DO THIS: Wherever the word "name" appears in a line, extract that line.

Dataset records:
────────────────────

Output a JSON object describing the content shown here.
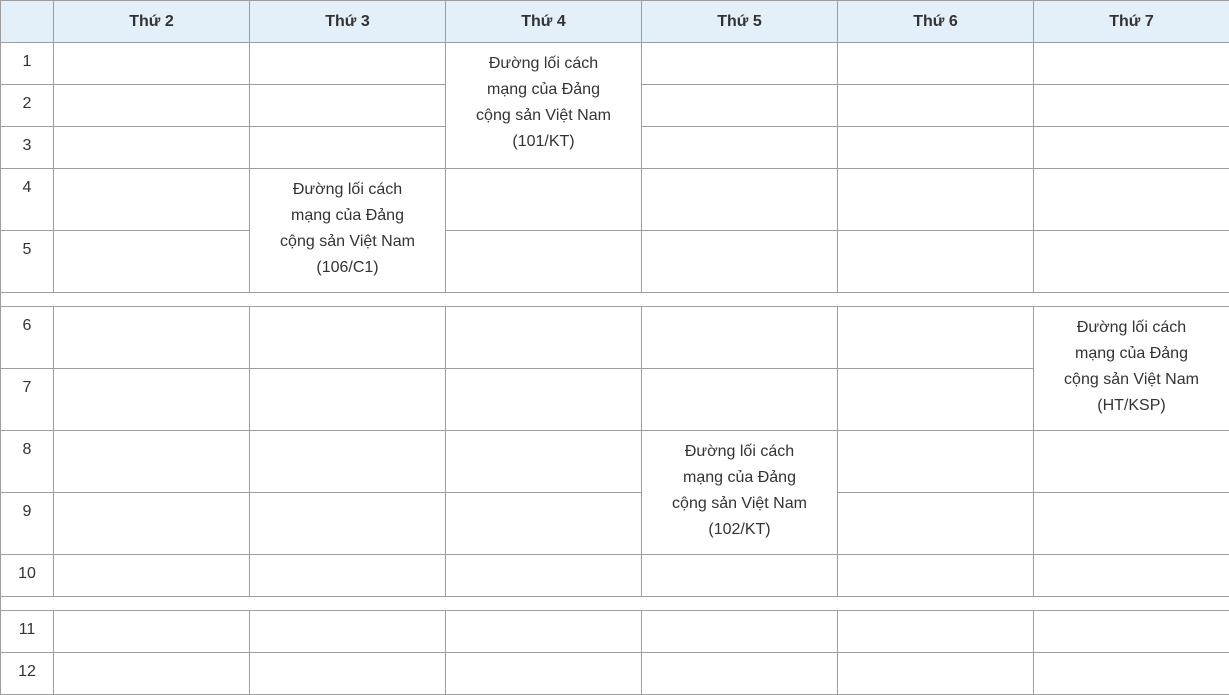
{
  "header": {
    "corner": "",
    "days": [
      "Thứ 2",
      "Thứ 3",
      "Thứ 4",
      "Thứ 5",
      "Thứ 6",
      "Thứ 7"
    ]
  },
  "periods": [
    "1",
    "2",
    "3",
    "4",
    "5",
    "6",
    "7",
    "8",
    "9",
    "10",
    "11",
    "12"
  ],
  "courses": {
    "c101": {
      "lines": [
        "Đường lối cách",
        "mạng của Đảng",
        "cộng sản Việt Nam",
        "(101/KT)"
      ]
    },
    "c106": {
      "lines": [
        "Đường lối cách",
        "mạng của Đảng",
        "cộng sản Việt Nam",
        "(106/C1)"
      ]
    },
    "cht": {
      "lines": [
        "Đường lối cách",
        "mạng của Đảng",
        "cộng sản Việt Nam",
        "(HT/KSP)"
      ]
    },
    "c102": {
      "lines": [
        "Đường lối cách",
        "mạng của Đảng",
        "cộng sản Việt Nam",
        "(102/KT)"
      ]
    }
  },
  "colors": {
    "header_bg": "#e3f0fa",
    "border": "#9e9e9e",
    "text": "#333333"
  }
}
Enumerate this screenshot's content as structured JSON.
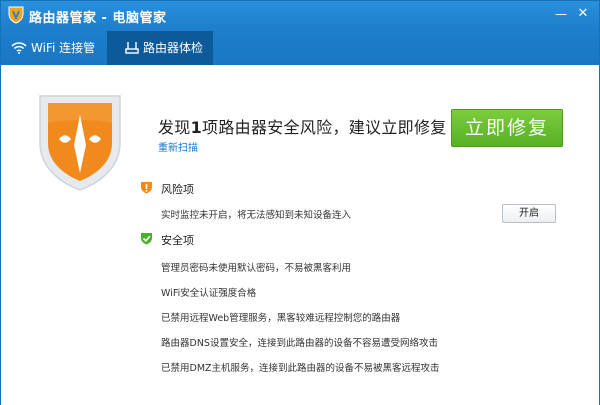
{
  "window": {
    "title": "路由器管家 - 电脑管家",
    "minimize": "—",
    "close": "✕"
  },
  "tabs": [
    {
      "label": "WiFi 连接管理",
      "icon": "wifi-icon"
    },
    {
      "label": "路由器体检",
      "icon": "router-icon",
      "active": true
    }
  ],
  "result": {
    "headline_prefix": "发现",
    "risk_count": "1",
    "headline_suffix": "项路由器安全风险，建议立即修复",
    "rescan_label": "重新扫描",
    "fix_button_label": "立即修复"
  },
  "risk_section": {
    "title": "风险项",
    "icon": "warning-shield-icon",
    "items": [
      {
        "text": "实时监控未开启，将无法感知到未知设备连入",
        "button_label": "开启"
      }
    ]
  },
  "safe_section": {
    "title": "安全项",
    "icon": "check-shield-icon",
    "items": [
      "管理员密码未使用默认密码，不易被黑客利用",
      "WiFi安全认证强度合格",
      "已禁用远程Web管理服务，黑客较难远程控制您的路由器",
      "路由器DNS设置安全，连接到此路由器的设备不容易遭受网络攻击",
      "已禁用DMZ主机服务，连接到此路由器的设备不易被黑客远程攻击"
    ]
  },
  "colors": {
    "titlebar": "#1d7fcd",
    "active_tab": "#0d5a9a",
    "fix_button": "#66bb2c",
    "shield_orange": "#f08a1c",
    "link": "#1a74c6"
  }
}
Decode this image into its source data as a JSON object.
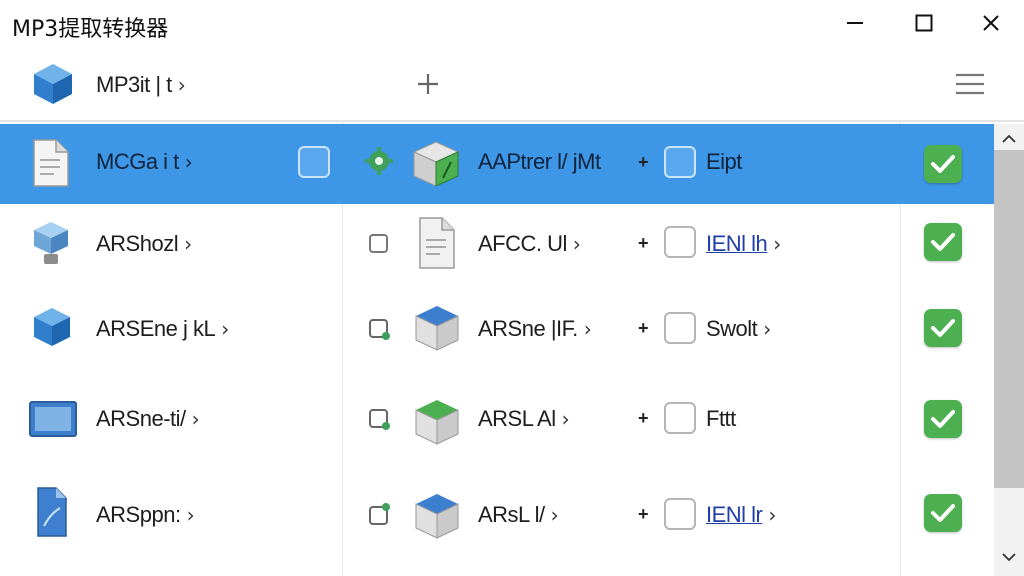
{
  "window": {
    "title": "MP3提取转换器",
    "minimize_icon": "minimize-icon",
    "maximize_icon": "maximize-icon",
    "close_icon": "close-icon"
  },
  "header": {
    "col1_label": "MP3it | t",
    "add_icon": "plus-icon",
    "menu_icon": "hamburger-menu-icon"
  },
  "rows": [
    {
      "name": "MCGa i t",
      "target": "AAPtrer l/ jMt",
      "output": "Eipt",
      "output_is_link": false,
      "selected": true
    },
    {
      "name": "ARShozl",
      "target": "AFCC. Ul",
      "output": "IENl lh",
      "output_is_link": true,
      "selected": false
    },
    {
      "name": "ARSEne j kL",
      "target": "ARSne |IF.",
      "output": "Swolt",
      "output_is_link": false,
      "selected": false
    },
    {
      "name": "ARSne-ti/",
      "target": "ARSL Al",
      "output": "Fttt",
      "output_is_link": false,
      "selected": false
    },
    {
      "name": "ARSppn:",
      "target": "ARsL l/",
      "output": "IENl lr",
      "output_is_link": true,
      "selected": false
    }
  ],
  "colors": {
    "selection": "#3d97e6",
    "status_green": "#4caf50",
    "link": "#1f3fa8"
  }
}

────────────────────

TASK OUTPUT:
      "name": "MCGa i t",
      "name": "ARShozl",
      "name": "ARSEne j kL",
      "name": "ARSne-ti/",
      "name": "ARSppn:",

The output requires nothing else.